Exercise task: From the passage about Stephen Spender's survey of 1964 novels, list every novelist the writer says they had read at least one novel by.

Stephen Spender’s name, but not really his work, was well known to me. He is described in the front of the booklet as “poet, critic, editor, translator, and lecturer.” That covers a lot of ground. He first provides the reader with a survey of some of the notable novels published in 1964, and then moves on to poetry. Of the novelists covered, I had read at least one novel by several (Saul Bellow, William S. Burroughs, William Golding, Christopher Isherwood, Jack Kerouac, Norman Mailer). Of the rest, I knew the names of some, although I’ve never read any of their works (Louis Auchincloss, John Braine, Anthony Powell, Angus Wilson), while I’d never heard of the others (John Stewart Carter, Elizabeth Taylor, Keith Waterhouse.)
I was sailing right along, enjoying Spender’s insights into the works he was discussing, until I got to Spender's exposition of Jack Kerouac’s Desolation Angels. This happens to be my favorite Kerouac novel. Spender has a few nice things to say about the beginning part of the book, in which Kerouac writes of his alter ego’s stint as a lookout atop a fire tower on Desolation Peak in northwestern Washington. But then Spender, in my humble opinion, loses it:
After 120 pages, however, Kerouac, thinly disguised as a character called Jack Duluoz, descends from the heights to San Francisco, and now we are among the beatniks with their beards and blue jeans; their stage properties of the bed and bottle in the pad; their ritualistic parties; their cult of an incommunicable witless slang with which they wish to communicate with everybody; their resort to alcohol, drugs, and sex, which they regard as Aladdin lamps supposed, after rubbing, to produce the genie of spontaneous utterance; their pretentious anti-intellectual streams of ideas; their name-dropping acquaintance with God, Christ, Buddha; their air of superiority over everyone who is disciplined, intelligent, industrious, humble; their total incapacity to enter into any real interchange of conversation; the tendency of all their activities toward the brawl, the prayer meeting, or the sexual orgy (all and any of which they regard as interchangeable); their lives forever verging on a nonstop party where everyone is proving to everyone else (down to stripping off the last inch of clothing) how natural he is and how spontaneous. Everyone here is a genius, but no one say anything interesting.

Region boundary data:
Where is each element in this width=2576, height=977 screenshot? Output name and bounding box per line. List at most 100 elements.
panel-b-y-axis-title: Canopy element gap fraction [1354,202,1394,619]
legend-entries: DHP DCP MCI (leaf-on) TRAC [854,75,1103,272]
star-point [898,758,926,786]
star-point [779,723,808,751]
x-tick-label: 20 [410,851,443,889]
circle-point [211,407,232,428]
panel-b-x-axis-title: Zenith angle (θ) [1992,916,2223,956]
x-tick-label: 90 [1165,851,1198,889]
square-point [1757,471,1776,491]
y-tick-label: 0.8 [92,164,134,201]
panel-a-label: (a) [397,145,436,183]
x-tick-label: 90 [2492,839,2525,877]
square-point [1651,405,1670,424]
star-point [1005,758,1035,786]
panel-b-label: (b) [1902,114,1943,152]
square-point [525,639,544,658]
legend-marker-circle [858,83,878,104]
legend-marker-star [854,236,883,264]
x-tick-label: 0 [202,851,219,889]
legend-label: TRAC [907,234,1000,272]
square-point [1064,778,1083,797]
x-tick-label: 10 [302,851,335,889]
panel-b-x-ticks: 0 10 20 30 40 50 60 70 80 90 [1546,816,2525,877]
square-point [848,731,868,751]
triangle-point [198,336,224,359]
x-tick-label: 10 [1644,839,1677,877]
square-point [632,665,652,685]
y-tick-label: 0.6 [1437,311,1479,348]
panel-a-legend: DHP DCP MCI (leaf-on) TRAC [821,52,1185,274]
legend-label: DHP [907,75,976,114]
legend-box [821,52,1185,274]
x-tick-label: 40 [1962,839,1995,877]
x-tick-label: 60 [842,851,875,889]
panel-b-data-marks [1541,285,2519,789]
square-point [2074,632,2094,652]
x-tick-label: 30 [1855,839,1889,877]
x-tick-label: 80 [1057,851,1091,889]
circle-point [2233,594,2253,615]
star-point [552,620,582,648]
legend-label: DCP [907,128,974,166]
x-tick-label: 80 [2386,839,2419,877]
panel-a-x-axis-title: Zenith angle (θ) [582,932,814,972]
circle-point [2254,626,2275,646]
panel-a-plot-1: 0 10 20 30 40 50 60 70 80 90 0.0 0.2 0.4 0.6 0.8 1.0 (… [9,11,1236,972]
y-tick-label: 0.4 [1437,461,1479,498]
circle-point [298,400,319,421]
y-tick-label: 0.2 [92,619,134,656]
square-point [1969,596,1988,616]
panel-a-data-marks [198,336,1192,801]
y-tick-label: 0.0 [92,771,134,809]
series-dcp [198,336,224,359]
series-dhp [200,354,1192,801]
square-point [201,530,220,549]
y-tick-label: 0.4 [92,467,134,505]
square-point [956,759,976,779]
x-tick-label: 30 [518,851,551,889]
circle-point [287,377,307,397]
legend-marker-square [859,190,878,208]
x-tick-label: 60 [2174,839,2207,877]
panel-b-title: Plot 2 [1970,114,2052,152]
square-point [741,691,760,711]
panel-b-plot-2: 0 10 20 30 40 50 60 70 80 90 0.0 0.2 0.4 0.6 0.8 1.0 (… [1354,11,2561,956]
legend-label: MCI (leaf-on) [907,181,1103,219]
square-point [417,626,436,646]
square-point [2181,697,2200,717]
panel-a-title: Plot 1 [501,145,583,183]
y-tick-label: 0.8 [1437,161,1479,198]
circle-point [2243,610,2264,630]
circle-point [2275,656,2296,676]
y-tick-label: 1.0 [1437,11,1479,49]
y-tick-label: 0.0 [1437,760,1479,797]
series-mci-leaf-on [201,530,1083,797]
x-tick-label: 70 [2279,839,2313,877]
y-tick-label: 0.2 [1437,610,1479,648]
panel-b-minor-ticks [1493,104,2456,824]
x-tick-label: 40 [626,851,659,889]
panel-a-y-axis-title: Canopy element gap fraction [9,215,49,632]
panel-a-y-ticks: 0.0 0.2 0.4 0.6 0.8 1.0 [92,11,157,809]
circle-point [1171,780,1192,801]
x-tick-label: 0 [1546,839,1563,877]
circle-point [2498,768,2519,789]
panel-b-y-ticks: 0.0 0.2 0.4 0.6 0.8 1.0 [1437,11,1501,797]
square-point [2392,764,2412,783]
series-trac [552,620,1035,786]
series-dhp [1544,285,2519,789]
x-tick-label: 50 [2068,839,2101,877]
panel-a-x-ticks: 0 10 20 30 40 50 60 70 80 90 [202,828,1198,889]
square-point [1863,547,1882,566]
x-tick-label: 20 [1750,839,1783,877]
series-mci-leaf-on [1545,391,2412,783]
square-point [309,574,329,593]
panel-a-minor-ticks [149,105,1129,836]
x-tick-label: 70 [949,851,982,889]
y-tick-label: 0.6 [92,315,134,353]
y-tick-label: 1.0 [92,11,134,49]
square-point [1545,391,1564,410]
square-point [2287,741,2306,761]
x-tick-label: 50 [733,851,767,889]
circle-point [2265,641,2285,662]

Answer for this exercise: Saul Bellow, William S. Burroughs, William Golding, Christopher Isherwood, Jack Kerouac, Norman Mailer